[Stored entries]
^^^^

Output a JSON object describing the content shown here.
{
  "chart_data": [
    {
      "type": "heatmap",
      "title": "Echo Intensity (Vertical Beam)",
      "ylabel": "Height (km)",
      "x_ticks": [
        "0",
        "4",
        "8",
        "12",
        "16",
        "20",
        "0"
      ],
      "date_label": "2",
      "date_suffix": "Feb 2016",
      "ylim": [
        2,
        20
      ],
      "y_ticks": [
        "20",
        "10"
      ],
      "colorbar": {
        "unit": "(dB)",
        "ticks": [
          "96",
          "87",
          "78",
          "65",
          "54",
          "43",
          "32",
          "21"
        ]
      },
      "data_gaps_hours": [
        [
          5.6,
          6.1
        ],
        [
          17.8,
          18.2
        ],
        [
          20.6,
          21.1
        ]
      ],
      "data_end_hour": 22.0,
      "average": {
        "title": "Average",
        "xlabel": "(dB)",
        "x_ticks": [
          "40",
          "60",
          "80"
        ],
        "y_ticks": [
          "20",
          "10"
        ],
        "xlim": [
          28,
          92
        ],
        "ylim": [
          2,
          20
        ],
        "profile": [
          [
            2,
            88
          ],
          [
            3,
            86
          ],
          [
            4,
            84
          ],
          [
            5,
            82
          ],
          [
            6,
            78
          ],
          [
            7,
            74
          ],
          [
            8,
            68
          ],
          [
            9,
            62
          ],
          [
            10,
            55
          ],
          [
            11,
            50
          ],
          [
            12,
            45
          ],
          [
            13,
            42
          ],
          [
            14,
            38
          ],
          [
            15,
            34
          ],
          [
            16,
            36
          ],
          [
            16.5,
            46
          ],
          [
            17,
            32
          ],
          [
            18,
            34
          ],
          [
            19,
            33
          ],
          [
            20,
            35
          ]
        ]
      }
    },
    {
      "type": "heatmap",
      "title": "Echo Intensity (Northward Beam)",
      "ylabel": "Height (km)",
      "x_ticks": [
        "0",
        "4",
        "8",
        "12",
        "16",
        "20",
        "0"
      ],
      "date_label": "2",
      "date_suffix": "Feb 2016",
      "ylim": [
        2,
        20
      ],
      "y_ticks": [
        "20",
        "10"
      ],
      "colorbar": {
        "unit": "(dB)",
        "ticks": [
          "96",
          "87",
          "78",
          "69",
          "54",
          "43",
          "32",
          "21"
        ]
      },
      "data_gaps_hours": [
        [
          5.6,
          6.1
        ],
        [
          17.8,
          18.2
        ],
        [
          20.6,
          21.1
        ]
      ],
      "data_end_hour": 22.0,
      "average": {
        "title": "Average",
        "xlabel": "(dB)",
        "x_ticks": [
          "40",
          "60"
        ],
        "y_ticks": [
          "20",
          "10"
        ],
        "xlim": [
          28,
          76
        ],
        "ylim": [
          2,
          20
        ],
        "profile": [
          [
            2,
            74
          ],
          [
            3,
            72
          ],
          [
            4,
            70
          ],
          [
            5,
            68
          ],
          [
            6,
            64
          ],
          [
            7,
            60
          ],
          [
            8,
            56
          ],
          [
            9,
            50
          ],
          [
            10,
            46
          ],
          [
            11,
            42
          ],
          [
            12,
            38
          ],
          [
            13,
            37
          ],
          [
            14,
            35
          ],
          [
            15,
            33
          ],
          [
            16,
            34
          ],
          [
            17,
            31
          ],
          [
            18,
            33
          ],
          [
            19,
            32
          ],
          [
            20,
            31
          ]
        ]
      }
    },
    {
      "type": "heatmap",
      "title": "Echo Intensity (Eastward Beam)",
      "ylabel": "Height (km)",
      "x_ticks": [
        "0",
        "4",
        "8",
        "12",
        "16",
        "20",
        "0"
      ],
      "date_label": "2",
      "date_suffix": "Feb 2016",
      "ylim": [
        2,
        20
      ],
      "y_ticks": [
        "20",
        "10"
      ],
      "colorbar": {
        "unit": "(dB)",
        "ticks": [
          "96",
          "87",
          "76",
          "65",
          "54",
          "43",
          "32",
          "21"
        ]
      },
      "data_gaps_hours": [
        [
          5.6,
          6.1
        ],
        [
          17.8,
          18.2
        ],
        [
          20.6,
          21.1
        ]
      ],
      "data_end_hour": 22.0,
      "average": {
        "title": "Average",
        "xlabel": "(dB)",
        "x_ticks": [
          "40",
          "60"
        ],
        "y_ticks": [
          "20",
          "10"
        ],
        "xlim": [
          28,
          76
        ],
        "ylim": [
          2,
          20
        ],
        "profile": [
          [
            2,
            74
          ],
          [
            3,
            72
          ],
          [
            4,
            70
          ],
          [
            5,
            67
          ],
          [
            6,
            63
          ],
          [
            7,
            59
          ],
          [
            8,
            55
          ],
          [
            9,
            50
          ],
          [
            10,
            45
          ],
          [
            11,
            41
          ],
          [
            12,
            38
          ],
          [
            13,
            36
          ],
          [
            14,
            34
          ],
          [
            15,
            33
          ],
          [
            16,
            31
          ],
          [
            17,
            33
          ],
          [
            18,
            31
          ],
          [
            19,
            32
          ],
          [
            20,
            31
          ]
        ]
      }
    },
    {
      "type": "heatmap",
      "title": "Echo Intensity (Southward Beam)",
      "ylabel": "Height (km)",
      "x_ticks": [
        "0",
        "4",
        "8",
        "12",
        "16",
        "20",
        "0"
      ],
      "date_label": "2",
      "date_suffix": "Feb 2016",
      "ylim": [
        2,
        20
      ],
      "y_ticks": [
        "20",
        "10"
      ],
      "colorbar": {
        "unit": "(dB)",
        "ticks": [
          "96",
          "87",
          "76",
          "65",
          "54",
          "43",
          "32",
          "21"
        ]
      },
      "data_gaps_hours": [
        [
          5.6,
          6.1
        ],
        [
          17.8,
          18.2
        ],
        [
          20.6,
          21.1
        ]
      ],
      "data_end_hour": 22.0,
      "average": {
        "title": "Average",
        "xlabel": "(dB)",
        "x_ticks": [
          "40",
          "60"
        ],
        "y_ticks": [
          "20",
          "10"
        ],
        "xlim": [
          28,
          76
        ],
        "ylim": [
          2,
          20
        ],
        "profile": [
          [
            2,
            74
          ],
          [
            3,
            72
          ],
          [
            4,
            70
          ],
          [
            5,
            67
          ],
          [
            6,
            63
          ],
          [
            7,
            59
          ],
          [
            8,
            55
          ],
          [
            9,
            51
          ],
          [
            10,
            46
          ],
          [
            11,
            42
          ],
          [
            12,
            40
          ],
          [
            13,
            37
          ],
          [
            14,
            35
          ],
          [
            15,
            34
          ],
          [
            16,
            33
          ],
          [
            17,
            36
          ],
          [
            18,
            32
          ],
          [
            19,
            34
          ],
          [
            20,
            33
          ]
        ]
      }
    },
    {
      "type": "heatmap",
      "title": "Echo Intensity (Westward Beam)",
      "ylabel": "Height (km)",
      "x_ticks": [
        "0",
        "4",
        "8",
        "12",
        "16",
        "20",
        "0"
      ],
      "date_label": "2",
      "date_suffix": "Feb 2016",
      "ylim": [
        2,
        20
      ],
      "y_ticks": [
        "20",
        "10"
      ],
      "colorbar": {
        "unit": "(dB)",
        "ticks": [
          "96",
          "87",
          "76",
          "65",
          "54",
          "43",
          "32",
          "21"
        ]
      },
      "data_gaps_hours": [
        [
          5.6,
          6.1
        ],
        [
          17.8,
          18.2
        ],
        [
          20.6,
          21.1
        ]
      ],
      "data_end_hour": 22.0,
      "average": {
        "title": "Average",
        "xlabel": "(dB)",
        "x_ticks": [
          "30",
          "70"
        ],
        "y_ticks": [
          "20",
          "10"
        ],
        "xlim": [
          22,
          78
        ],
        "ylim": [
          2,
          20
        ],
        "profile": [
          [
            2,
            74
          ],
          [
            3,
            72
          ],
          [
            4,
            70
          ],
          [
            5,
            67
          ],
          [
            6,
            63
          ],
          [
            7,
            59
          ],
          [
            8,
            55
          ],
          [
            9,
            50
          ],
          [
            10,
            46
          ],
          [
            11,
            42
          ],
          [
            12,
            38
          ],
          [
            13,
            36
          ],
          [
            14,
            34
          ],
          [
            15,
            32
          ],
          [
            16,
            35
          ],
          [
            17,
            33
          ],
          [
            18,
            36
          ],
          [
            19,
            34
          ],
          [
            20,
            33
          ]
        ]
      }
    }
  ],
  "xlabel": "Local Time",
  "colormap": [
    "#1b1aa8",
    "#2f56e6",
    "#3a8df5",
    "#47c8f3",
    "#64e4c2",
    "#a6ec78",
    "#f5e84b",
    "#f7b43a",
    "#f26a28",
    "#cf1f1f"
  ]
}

^^^^

» The exercise: Show every line above in which the word "Intensity" occurs.

» Correct answer:
      "title": "Echo Intensity (Vertical Beam)",
      "title": "Echo Intensity (Northward Beam)",
      "title": "Echo Intensity (Eastward Beam)",
      "title": "Echo Intensity (Southward Beam)",
      "title": "Echo Intensity (Westward Beam)",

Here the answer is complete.